PROVIDED DATA:
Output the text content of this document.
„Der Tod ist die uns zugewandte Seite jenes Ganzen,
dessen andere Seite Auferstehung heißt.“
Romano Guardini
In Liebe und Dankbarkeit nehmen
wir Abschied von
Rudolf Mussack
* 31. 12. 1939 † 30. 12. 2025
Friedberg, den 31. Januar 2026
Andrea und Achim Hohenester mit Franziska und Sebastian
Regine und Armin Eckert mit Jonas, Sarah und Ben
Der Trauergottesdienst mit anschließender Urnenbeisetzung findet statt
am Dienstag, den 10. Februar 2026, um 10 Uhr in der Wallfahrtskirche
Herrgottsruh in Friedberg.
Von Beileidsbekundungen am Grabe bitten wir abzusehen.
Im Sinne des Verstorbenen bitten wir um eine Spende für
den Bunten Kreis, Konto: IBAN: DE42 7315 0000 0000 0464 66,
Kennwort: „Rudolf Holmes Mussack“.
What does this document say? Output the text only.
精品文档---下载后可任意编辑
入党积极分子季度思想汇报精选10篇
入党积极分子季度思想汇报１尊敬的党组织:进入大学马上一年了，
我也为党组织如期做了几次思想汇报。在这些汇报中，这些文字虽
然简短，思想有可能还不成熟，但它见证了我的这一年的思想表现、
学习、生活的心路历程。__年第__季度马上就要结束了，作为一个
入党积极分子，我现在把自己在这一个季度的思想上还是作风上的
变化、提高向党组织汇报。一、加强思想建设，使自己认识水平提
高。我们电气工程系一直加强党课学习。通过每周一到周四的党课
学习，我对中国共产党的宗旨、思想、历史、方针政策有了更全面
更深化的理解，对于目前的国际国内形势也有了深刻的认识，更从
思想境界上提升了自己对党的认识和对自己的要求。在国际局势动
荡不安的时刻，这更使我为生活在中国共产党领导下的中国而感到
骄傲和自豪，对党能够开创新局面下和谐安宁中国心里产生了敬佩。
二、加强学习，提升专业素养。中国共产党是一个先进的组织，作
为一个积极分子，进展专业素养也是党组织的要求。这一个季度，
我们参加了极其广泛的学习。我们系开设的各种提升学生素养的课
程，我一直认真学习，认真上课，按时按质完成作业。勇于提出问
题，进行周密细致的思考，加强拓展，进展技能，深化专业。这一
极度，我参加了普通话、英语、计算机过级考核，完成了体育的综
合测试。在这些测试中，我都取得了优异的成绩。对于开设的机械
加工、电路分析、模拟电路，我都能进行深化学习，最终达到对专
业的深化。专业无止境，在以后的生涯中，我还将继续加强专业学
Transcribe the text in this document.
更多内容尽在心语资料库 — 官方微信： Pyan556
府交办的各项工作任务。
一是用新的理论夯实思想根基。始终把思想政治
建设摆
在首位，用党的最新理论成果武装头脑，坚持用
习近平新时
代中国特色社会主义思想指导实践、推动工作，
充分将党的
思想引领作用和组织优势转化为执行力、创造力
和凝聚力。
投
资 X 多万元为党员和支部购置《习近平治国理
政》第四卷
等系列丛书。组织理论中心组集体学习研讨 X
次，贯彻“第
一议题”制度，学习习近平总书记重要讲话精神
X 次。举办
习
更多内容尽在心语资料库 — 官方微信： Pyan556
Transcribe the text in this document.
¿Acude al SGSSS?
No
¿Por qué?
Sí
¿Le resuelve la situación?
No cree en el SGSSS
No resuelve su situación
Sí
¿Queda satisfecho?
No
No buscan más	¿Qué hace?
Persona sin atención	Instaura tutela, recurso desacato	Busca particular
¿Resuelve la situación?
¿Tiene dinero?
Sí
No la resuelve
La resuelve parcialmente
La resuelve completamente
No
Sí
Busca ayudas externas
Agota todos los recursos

YOUR TASK:
Each line above must be printed exactly as it appears.

TASK SOLUTION:
Output the text content of this document.
„Der Tod ist die uns zugewandte Seite jenes Ganzen,
dessen andere Seite Auferstehung heißt.“
Romano Guardini
In Liebe und Dankbarkeit nehmen
wir Abschied von
Rudolf Mussack
* 31. 12. 1939 † 30. 12. 2025
Friedberg, den 31. Januar 2026
Andrea und Achim Hohenester mit Franziska und Sebastian
Regine und Armin Eckert mit Jonas, Sarah und Ben
Der Trauergottesdienst mit anschließender Urnenbeisetzung findet statt
am Dienstag, den 10. Februar 2026, um 10 Uhr in der Wallfahrtskirche
Herrgottsruh in Friedberg.
Von Beileidsbekundungen am Grabe bitten wir abzusehen.
Im Sinne des Verstorbenen bitten wir um eine Spende für
den Bunten Kreis, Konto: IBAN: DE42 7315 0000 0000 0464 66,
Kennwort: „Rudolf Holmes Mussack“.
What does this document say? Output the text only.
精品文档---下载后可任意编辑
入党积极分子季度思想汇报精选10篇
入党积极分子季度思想汇报１尊敬的党组织:进入大学马上一年了，
我也为党组织如期做了几次思想汇报。在这些汇报中，这些文字虽
然简短，思想有可能还不成熟，但它见证了我的这一年的思想表现、
学习、生活的心路历程。__年第__季度马上就要结束了，作为一个
入党积极分子，我现在把自己在这一个季度的思想上还是作风上的
变化、提高向党组织汇报。一、加强思想建设，使自己认识水平提
高。我们电气工程系一直加强党课学习。通过每周一到周四的党课
学习，我对中国共产党的宗旨、思想、历史、方针政策有了更全面
更深化的理解，对于目前的国际国内形势也有了深刻的认识，更从
思想境界上提升了自己对党的认识和对自己的要求。在国际局势动
荡不安的时刻，这更使我为生活在中国共产党领导下的中国而感到
骄傲和自豪，对党能够开创新局面下和谐安宁中国心里产生了敬佩。
二、加强学习，提升专业素养。中国共产党是一个先进的组织，作
为一个积极分子，进展专业素养也是党组织的要求。这一个季度，
我们参加了极其广泛的学习。我们系开设的各种提升学生素养的课
程，我一直认真学习，认真上课，按时按质完成作业。勇于提出问
题，进行周密细致的思考，加强拓展，进展技能，深化专业。这一
极度，我参加了普通话、英语、计算机过级考核，完成了体育的综
合测试。在这些测试中，我都取得了优异的成绩。对于开设的机械
加工、电路分析、模拟电路，我都能进行深化学习，最终达到对专
业的深化。专业无止境，在以后的生涯中，我还将继续加强专业学
Transcribe the text in this document.
更多内容尽在心语资料库 — 官方微信： Pyan556
府交办的各项工作任务。
一是用新的理论夯实思想根基。始终把思想政治
建设摆
在首位，用党的最新理论成果武装头脑，坚持用
习近平新时
代中国特色社会主义思想指导实践、推动工作，
充分将党的
思想引领作用和组织优势转化为执行力、创造力
和凝聚力。
投
资 X 多万元为党员和支部购置《习近平治国理
政》第四卷
等系列丛书。组织理论中心组集体学习研讨 X
次，贯彻“第
一议题”制度，学习习近平总书记重要讲话精神
X 次。举办
习
更多内容尽在心语资料库 — 官方微信： Pyan556
Transcribe the text in this document.
¿Acude al SGSSS?
No
¿Por qué?
Sí
¿Le resuelve la situación?
No cree en el SGSSS
No resuelve su situación
Sí
¿Queda satisfecho?
No
No buscan más	¿Qué hace?
Persona sin atención	Instaura tutela, recurso desacato	Busca particular
¿Resuelve la situación?
¿Tiene dinero?
Sí
No la resuelve
La resuelve parcialmente
La resuelve completamente
No
Sí
Busca ayudas externas
Agota todos los recursos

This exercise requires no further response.